## COMPITO A
Rispondi a queste domande sull'articolo dedicato all'adozione dei due bambini dominicani:
(i) In quale giorno sono stati consegnati i passaporti?
(ii) Quanto si è dovuto pagare a Santo Domingo?
(iii) Dove si recherà oggi Robert insieme a Maria Luisa?
## COMPITO B
Elenca tutti i nomi di città e di Stati che compaiono nell'articolo sull'adozione dei due bambini dominicani.
## COMPITO C
Prosegui l'articolo sull'adozione dei due bambini dominicani a partire dalla sua ultima frase.

Poi, però, sia pure con oltre un mese di ritardo rispetto ai tempi precedenti (quando bastavano cinque mesi e una settimana per portare a conclusione tutta la procedura) tutto è finito bene. «Abbiamo avuto i passaporti venerdì e ci siamo subito attivati per cercare il primo volo per rientrate in Italia», spiega Robert. «L’abbiamo trovato per sabato. Nel primo pomeriggio di domenica eravamo a Roma e verso le 19, finalmente a casa, a Civitanova». Ma anche l’ultima fase di questa vicenda ha avuto i suoi rallentamenti. «A Santo Domingo ci hanno controllato nuovamente tutti i documenti e abbiamo anche dovuto pagare 11.500 pesos. A Roma la polizia ci ha chiesto la sentenza della Cai che avevo in memoria sulla mia posta elettronica. Gli agenti sono stati cortesi a farci collegare e, visto il documento, finalmente siamo rientrati in Italia». Ora bisogna espletare tutte le procedure necessarie. Già ieri Robert si è recato al Comune di Civitanova e oggi, insieme a Maria Luisa, si recherà al tribunale dei minori di Ancona. Ma tutto questo, per quanto impegnativo, ha ormai il sapore di quella serenità legata a quell’atto d’amore che è l’adozione dei due bambini dominicani.

## ESTRATTI DEI DATI
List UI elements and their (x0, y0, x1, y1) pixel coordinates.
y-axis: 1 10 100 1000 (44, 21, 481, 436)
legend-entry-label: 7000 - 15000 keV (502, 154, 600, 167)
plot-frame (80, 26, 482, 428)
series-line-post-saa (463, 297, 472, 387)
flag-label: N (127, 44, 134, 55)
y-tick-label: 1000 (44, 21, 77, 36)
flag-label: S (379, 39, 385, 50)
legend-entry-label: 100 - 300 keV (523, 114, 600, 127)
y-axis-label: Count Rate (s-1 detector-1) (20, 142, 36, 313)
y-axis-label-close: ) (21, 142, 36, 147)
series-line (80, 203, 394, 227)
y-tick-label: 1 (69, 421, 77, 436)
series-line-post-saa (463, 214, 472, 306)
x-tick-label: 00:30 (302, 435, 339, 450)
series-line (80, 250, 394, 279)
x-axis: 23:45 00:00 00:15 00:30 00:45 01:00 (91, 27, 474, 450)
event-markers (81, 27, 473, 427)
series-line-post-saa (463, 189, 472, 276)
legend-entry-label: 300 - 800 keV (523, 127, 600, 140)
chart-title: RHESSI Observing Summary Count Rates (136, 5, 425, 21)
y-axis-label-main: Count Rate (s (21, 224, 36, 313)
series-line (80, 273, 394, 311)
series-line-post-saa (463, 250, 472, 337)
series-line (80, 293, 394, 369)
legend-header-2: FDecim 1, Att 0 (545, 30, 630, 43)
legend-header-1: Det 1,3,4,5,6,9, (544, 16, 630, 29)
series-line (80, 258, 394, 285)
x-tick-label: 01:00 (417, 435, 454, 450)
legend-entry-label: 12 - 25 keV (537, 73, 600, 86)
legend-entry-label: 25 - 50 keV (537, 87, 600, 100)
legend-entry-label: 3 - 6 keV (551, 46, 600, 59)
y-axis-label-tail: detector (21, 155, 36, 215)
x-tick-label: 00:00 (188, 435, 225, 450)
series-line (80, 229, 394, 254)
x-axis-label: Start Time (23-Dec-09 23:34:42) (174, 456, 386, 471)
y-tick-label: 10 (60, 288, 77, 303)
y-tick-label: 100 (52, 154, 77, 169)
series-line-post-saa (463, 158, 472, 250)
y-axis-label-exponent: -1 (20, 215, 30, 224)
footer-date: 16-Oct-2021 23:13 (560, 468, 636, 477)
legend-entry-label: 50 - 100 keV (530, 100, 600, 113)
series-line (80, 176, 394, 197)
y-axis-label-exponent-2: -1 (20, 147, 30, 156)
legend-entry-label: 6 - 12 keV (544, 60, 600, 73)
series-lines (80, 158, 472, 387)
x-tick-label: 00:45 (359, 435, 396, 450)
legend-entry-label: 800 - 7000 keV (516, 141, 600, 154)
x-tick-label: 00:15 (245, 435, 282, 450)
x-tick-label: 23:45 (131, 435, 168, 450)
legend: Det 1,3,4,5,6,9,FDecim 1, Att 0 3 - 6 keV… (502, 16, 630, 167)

## RISPOSTA FINALE A
(i) Venerdì.
(ii) 11.500 pesos.
(iii) Al tribunale dei minori di Ancona.

## RISPOSTA FINALE B
Italia, Civitanova, Roma, Santo Domingo, Ancona

## RISPOSTA FINALE C
«Spero che le difficoltà che abbiamo dovuto affrontare noi siano risparmiate alle altre cinque coppie italiane che stavano con noi a Santo Domingo per lo stesso motivo, cioè per adottare dei bambini. Ciò darebbe un senso maggiore anche alla nostra vicenda». Sono le stesse coppie che qualche settimana fa, in segno di solidarietà con Robert e Maria Luisa, ma anche in vista della loro situazione, avevano inviato una lettera persino al presidente del consiglio, Matteo Renzi, affinché i problemi sorti dopo la chiusura dell’ambasciata a Santo Domingo fossero risolti. Della vicenda, peraltro, si sono occupati anche il vice sindaco di Civitanova Giulio Silenzi, l’onorevole Irene Manzi, il senatore Luigi Morgoni e altri. Lo sforzo di Robert e Maria Luisa, infatti, potrebbe davvero evitare altrettante difficoltà ad altre coppie. Forse a Santo Domingo riaprirà una sorta di succursale dell’ambasciata di Panama. La coppia civitanovese si appresta a riprendere la vita di ogni giorno, con a fianco i due bambini che hanno tenacemente voluto vicini.